-------- INPUT FOR THIS TASK --------

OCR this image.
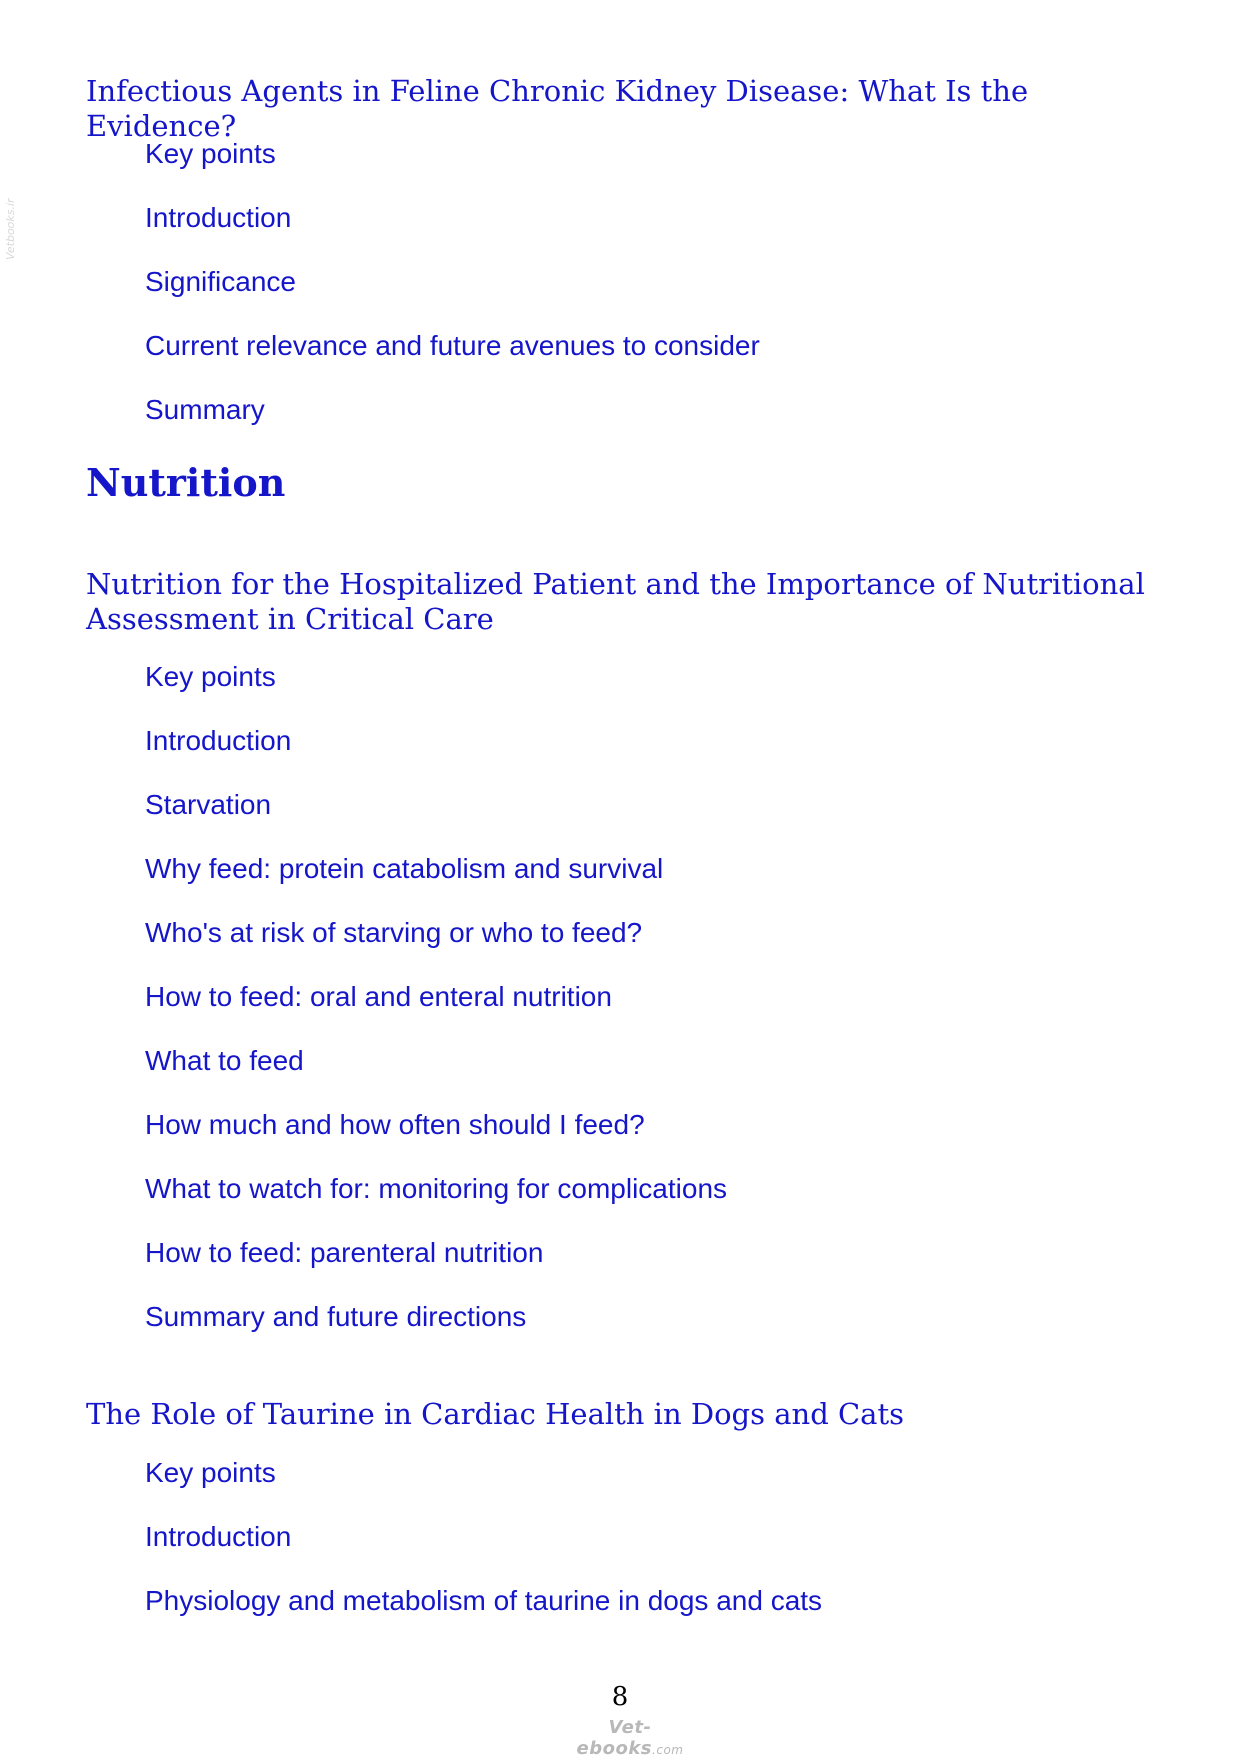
Vetbooks.ir
Infectious Agents in Feline Chronic Kidney Disease: What Is the Evidence?
Key points
Introduction
Significance
Current relevance and future avenues to consider
Summary
Nutrition
Nutrition for the Hospitalized Patient and the Importance of Nutritional Assessment in Critical Care
Key points
Introduction
Starvation
Why feed: protein catabolism and survival
Who's at risk of starving or who to feed?
How to feed: oral and enteral nutrition
What to feed
How much and how often should I feed?
What to watch for: monitoring for complications
How to feed: parenteral nutrition
Summary and future directions
The Role of Taurine in Cardiac Health in Dogs and Cats
Key points
Introduction
Physiology and metabolism of taurine in dogs and cats
8
Vet-ebooks.com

--------

__ACTION ITEM__: From the entries above, return each line with the word "future" in it.

__PROBLEM SOLUTION__:
Current relevance and future avenues to consider
Summary and future directions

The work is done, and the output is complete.